EXERCISE DIRECTIONS:
Tally the lines that contain the string "финансов" and give the number by itself.

INFORMATION GIVEN:
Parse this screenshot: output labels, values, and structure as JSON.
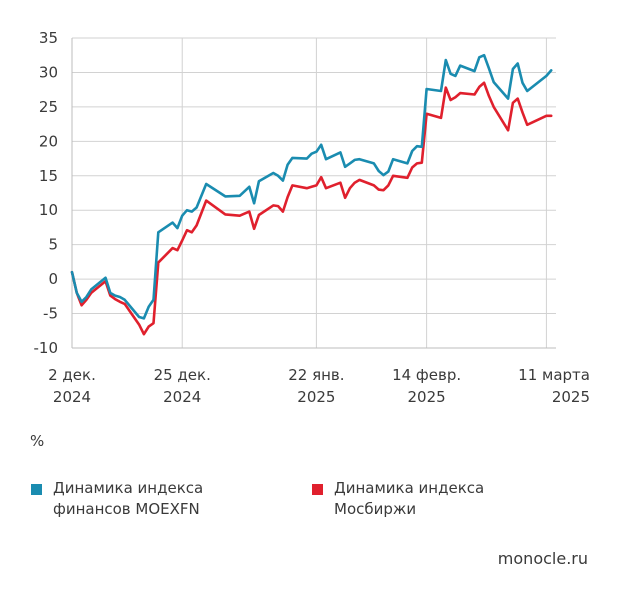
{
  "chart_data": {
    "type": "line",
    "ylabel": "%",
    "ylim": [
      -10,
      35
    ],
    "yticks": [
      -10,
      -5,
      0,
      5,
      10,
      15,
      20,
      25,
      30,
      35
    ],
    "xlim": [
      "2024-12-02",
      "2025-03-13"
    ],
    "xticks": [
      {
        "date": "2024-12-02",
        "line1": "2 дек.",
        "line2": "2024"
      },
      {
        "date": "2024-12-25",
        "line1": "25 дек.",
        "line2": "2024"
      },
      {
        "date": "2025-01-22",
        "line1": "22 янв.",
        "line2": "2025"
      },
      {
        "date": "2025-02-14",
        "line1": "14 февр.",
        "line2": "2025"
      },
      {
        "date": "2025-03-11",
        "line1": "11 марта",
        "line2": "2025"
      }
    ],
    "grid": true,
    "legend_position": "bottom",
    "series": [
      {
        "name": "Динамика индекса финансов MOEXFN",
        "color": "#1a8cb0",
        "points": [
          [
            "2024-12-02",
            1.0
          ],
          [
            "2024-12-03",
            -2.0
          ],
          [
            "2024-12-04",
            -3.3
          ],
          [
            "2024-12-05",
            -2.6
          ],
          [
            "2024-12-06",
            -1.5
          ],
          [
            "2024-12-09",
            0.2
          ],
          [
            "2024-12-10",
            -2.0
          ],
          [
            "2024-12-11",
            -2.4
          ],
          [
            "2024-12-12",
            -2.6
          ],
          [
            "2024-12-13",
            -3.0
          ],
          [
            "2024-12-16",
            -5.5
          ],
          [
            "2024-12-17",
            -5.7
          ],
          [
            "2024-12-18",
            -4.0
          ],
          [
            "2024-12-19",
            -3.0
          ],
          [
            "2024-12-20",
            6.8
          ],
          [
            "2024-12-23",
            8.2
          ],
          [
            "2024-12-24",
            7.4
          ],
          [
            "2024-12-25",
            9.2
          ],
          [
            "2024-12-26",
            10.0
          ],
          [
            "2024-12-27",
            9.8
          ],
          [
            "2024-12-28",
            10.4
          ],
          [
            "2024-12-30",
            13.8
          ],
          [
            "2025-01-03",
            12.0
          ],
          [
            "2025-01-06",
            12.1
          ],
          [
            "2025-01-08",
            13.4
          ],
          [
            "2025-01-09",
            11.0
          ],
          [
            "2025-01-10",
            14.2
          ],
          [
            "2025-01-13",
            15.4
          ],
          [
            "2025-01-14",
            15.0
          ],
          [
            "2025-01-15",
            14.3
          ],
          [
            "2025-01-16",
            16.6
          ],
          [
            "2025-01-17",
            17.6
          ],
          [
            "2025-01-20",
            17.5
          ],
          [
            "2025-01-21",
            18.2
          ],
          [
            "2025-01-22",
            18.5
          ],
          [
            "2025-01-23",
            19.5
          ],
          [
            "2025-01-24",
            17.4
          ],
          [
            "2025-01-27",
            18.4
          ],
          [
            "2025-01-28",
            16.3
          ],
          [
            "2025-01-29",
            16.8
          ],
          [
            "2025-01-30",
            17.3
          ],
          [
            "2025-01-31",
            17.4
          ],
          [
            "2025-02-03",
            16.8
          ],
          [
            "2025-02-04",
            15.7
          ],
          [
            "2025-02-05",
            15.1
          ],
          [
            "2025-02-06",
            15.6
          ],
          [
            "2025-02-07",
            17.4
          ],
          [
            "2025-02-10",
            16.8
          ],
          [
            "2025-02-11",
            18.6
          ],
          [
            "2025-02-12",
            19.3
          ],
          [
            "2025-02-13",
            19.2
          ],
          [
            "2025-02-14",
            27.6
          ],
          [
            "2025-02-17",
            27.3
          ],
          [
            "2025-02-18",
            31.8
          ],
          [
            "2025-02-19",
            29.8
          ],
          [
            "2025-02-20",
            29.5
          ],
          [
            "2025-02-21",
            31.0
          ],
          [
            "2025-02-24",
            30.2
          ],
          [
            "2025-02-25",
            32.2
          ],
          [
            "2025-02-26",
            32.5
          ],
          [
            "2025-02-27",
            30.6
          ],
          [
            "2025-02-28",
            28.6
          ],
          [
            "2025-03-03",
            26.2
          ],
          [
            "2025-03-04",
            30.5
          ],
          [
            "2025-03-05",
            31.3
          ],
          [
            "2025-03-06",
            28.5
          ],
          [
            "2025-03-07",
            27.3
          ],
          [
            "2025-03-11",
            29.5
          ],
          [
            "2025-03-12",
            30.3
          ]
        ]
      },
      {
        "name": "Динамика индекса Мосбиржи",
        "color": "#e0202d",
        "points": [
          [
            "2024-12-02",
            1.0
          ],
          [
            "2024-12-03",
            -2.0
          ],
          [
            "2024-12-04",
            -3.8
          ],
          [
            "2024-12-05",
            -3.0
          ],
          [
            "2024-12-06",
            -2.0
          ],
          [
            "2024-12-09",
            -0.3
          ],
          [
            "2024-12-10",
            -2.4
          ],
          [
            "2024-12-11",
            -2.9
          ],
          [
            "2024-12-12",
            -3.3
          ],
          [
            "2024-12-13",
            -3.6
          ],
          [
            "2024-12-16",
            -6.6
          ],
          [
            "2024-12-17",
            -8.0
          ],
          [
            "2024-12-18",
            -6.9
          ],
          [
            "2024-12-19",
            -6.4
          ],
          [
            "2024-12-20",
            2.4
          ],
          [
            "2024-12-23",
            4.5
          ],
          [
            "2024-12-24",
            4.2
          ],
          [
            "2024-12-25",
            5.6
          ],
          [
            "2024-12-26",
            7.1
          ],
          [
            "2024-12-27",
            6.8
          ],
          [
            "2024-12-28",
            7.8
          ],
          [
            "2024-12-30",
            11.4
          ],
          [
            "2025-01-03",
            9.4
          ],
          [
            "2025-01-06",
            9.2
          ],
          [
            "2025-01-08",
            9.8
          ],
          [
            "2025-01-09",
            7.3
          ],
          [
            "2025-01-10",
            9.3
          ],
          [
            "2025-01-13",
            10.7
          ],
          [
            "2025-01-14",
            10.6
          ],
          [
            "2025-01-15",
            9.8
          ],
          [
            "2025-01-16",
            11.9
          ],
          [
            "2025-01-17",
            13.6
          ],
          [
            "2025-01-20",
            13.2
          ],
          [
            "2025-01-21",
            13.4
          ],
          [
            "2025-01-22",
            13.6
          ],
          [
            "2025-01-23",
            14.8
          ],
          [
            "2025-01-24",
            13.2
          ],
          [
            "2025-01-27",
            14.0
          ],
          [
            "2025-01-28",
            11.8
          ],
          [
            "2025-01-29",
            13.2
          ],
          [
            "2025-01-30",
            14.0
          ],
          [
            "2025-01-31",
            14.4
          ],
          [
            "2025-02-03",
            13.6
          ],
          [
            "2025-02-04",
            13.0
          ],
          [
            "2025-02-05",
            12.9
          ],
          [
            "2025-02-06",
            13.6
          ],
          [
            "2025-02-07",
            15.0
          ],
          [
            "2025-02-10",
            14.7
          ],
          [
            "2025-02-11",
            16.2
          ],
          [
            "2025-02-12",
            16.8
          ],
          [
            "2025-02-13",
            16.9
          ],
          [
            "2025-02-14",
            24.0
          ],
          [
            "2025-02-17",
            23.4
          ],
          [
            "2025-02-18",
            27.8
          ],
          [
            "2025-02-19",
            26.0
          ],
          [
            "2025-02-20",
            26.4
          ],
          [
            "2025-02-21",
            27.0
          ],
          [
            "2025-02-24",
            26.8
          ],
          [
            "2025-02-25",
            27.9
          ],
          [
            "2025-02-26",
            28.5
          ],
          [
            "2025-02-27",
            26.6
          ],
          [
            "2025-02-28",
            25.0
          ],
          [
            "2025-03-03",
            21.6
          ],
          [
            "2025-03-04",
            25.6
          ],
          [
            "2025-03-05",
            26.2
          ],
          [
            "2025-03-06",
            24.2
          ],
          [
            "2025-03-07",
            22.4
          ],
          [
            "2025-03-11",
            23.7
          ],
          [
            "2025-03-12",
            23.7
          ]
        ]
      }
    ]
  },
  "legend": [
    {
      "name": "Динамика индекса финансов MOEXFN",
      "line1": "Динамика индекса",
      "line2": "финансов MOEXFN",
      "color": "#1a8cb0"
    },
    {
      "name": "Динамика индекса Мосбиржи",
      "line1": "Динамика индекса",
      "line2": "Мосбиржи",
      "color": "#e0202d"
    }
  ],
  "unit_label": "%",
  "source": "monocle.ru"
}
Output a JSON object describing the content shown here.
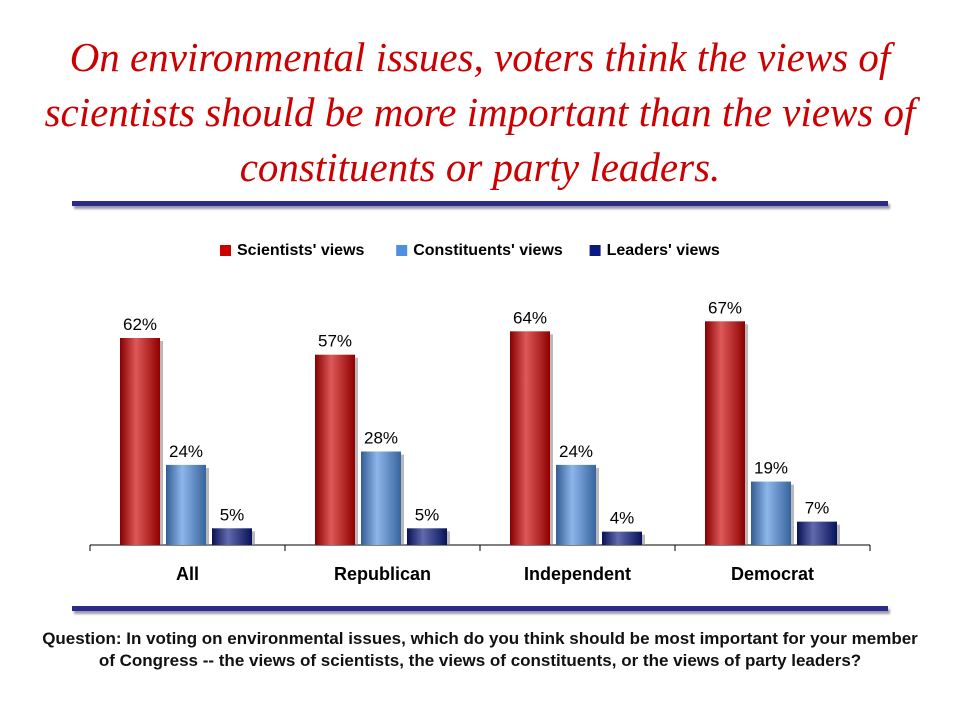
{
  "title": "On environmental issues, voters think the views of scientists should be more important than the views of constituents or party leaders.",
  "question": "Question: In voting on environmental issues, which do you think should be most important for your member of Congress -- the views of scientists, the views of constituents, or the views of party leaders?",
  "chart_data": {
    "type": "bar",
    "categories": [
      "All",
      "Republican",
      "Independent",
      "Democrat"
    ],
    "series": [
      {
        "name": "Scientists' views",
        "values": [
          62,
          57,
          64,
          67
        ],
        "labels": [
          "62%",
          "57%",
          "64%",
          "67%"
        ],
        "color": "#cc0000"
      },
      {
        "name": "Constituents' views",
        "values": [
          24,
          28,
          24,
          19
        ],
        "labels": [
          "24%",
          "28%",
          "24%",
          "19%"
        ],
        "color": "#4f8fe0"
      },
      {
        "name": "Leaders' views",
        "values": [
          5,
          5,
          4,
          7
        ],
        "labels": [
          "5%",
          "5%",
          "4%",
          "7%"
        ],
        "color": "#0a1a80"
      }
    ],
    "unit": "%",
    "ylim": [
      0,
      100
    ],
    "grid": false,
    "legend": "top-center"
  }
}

ANSWER IN FULL:
3